"""

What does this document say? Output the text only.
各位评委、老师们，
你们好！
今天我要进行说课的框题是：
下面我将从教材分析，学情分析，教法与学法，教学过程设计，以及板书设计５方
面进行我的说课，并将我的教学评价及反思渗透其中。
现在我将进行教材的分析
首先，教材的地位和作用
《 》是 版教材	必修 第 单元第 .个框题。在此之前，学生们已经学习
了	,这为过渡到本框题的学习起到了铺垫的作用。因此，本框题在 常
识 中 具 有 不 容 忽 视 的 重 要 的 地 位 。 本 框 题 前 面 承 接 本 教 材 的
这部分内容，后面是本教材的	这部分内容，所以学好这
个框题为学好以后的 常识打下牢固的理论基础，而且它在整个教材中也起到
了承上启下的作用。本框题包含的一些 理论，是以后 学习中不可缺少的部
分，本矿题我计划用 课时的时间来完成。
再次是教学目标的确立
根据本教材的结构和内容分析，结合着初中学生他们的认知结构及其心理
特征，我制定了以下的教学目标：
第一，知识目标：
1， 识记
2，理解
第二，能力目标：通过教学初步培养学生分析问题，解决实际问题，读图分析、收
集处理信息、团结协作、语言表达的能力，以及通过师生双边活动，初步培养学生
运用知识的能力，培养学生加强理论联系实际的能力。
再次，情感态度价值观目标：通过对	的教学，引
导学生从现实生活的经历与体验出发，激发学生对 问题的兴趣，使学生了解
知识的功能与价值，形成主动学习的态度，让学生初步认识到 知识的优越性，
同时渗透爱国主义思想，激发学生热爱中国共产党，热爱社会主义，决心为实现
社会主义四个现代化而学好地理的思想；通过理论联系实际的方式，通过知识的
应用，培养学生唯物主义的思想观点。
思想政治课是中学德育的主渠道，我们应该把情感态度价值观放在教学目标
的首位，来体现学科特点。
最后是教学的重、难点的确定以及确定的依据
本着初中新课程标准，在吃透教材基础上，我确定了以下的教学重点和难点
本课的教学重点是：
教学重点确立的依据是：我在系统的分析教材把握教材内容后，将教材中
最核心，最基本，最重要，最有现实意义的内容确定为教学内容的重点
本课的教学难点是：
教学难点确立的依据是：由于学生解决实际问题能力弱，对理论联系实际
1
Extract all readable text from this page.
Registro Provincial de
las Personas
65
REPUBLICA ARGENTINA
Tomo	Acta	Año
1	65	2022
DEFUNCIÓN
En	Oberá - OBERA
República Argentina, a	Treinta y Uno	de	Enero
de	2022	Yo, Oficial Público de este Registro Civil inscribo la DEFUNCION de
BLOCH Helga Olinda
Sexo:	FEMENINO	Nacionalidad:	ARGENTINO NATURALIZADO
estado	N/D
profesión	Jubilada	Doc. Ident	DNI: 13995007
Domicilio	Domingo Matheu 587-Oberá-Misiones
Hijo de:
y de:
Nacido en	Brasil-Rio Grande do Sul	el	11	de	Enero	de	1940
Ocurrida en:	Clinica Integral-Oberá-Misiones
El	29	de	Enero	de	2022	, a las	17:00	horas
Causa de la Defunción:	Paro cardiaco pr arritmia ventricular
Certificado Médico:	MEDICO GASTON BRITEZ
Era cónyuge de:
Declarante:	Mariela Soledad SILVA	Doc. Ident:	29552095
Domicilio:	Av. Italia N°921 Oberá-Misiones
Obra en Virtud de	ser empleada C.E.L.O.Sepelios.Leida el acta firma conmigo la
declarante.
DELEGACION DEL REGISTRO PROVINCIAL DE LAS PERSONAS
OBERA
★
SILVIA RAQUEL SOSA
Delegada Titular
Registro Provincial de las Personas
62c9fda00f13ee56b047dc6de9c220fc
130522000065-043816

"""

Lines holding the word "this" should be counted across the entries; state only how many there are.

> **TASK RESULT**:
2